**Your goal:**
Look through the lines below and extract any with the word "Factory".

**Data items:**
(begin)

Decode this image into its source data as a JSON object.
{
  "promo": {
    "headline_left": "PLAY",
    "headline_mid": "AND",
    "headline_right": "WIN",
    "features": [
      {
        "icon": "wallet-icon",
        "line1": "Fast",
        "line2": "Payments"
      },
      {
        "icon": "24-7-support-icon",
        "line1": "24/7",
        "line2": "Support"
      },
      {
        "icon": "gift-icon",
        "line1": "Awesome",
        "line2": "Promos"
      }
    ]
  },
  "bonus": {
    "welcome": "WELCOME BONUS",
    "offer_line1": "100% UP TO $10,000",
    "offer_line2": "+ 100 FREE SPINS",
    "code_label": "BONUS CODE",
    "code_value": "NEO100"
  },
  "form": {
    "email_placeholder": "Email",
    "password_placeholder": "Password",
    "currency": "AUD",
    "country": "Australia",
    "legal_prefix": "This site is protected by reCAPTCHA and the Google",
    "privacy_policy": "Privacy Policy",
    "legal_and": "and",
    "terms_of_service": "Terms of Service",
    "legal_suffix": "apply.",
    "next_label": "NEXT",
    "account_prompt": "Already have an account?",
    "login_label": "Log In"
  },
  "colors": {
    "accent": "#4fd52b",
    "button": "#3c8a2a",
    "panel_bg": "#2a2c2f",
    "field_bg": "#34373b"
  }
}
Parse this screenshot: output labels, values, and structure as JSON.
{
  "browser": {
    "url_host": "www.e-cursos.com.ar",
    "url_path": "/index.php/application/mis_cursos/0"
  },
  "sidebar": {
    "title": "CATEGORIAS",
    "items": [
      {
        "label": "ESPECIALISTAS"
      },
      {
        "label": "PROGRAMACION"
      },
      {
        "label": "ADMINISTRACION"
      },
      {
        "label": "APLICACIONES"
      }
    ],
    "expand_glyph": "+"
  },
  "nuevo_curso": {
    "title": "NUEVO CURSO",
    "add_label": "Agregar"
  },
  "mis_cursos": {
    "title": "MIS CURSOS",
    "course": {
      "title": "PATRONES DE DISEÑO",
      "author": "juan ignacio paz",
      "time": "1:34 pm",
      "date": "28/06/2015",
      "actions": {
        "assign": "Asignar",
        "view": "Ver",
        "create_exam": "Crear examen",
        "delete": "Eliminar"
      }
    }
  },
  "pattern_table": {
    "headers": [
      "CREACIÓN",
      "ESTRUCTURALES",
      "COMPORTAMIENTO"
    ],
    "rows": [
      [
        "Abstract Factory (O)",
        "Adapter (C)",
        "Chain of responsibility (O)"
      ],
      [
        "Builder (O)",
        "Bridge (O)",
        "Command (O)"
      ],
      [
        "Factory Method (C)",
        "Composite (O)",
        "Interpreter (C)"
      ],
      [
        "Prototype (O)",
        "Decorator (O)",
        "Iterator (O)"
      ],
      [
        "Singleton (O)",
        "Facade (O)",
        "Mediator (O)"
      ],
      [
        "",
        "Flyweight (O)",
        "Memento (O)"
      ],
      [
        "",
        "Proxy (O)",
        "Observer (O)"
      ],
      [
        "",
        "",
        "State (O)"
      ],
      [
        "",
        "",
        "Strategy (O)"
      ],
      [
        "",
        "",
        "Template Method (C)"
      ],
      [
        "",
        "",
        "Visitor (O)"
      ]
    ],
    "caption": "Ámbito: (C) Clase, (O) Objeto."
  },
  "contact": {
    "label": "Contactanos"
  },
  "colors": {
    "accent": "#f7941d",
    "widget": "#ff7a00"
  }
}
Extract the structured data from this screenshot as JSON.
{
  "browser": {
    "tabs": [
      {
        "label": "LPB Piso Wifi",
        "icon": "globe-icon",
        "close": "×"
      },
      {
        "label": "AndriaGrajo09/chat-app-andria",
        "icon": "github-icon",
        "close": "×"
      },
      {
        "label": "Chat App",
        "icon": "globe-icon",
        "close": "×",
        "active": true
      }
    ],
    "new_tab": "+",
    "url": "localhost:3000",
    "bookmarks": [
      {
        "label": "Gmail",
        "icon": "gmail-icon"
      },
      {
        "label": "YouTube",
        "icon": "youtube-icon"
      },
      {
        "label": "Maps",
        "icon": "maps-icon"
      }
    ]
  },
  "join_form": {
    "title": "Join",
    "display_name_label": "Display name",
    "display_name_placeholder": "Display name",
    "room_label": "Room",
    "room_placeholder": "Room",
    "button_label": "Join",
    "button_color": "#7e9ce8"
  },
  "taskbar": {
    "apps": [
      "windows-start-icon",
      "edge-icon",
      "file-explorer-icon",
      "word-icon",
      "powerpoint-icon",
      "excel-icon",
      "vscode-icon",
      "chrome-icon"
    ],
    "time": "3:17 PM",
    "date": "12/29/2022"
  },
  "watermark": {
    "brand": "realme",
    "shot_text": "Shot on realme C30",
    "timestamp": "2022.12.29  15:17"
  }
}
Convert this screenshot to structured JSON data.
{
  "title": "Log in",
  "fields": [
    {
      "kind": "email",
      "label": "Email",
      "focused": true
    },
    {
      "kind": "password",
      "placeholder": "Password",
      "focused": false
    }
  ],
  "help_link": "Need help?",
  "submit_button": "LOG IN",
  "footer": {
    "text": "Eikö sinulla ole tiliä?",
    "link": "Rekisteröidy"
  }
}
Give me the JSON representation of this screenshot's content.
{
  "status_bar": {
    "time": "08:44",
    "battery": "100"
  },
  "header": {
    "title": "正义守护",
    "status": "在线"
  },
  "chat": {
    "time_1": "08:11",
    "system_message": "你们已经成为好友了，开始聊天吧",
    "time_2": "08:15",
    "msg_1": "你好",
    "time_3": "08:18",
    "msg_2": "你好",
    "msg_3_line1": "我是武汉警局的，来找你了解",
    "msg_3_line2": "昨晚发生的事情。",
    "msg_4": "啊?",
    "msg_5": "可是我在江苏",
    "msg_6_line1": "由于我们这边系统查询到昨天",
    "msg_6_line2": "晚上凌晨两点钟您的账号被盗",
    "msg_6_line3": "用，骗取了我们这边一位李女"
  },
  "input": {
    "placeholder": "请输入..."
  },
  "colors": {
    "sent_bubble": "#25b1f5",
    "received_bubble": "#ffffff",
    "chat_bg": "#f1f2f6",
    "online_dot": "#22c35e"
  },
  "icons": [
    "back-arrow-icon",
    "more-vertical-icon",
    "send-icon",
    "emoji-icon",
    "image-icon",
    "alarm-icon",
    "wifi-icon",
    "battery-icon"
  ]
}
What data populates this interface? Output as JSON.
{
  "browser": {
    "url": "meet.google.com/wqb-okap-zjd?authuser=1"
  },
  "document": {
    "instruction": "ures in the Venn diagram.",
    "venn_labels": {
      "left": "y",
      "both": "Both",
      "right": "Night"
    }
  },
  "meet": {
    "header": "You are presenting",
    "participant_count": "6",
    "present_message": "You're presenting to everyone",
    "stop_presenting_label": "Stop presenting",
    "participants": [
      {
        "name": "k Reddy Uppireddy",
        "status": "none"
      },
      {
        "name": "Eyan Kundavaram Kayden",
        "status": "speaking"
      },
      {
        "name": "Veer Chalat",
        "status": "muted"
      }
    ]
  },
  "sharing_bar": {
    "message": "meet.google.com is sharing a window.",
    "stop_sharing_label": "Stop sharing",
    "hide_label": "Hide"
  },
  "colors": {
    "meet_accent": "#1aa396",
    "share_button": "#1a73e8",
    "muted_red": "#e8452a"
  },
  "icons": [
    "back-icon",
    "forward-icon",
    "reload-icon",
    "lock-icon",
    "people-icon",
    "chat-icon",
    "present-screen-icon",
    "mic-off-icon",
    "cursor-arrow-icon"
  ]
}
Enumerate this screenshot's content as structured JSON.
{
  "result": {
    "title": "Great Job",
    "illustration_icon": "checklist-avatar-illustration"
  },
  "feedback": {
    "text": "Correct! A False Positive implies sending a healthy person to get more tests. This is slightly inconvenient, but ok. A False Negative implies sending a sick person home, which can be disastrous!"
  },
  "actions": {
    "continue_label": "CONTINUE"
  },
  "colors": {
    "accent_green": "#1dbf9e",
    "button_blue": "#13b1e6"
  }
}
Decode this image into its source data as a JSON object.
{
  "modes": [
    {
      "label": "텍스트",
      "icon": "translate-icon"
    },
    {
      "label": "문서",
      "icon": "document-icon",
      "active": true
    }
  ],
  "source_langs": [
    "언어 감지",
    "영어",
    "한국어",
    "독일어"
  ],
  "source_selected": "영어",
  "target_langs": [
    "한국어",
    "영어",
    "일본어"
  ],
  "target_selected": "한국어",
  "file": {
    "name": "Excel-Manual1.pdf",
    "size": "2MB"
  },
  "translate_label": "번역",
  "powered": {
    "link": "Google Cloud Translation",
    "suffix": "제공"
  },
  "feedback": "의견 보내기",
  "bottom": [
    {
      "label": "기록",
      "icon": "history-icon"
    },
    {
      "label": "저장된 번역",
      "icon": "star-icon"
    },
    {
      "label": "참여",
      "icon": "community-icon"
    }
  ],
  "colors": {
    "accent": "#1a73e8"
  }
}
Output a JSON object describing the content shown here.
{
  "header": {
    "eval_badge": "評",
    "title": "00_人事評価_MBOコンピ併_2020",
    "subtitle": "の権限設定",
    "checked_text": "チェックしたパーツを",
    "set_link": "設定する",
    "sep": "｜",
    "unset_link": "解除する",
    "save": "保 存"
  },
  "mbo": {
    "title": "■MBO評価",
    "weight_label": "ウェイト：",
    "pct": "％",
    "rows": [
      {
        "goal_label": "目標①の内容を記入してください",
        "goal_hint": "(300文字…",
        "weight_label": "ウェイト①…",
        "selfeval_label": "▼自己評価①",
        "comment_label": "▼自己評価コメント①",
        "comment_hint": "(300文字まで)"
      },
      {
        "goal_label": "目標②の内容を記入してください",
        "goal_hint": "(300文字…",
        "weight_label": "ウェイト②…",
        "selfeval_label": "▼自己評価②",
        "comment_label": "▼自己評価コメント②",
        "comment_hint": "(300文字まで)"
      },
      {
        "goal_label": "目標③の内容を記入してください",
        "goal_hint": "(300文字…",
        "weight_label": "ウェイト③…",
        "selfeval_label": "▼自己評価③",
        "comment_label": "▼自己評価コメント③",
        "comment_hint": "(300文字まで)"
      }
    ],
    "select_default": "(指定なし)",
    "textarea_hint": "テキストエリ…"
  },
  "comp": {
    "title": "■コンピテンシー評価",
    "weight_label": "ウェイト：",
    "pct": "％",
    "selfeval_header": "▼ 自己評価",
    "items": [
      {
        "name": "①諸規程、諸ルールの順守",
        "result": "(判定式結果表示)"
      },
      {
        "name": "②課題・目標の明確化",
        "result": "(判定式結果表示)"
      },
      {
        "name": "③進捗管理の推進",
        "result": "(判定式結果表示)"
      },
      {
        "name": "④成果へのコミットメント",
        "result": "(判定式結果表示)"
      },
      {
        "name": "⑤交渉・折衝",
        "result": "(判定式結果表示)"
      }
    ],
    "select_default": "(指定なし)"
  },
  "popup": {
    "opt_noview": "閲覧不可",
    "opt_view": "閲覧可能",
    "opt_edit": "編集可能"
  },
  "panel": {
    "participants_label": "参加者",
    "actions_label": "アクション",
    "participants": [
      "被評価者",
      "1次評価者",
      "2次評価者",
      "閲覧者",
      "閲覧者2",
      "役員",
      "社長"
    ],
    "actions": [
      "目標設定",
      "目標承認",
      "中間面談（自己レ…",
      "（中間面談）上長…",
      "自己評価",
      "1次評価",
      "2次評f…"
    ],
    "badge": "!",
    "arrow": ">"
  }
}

(end)

**Reply:**
        "Abstract Factory (O)",
        "Factory Method (C)",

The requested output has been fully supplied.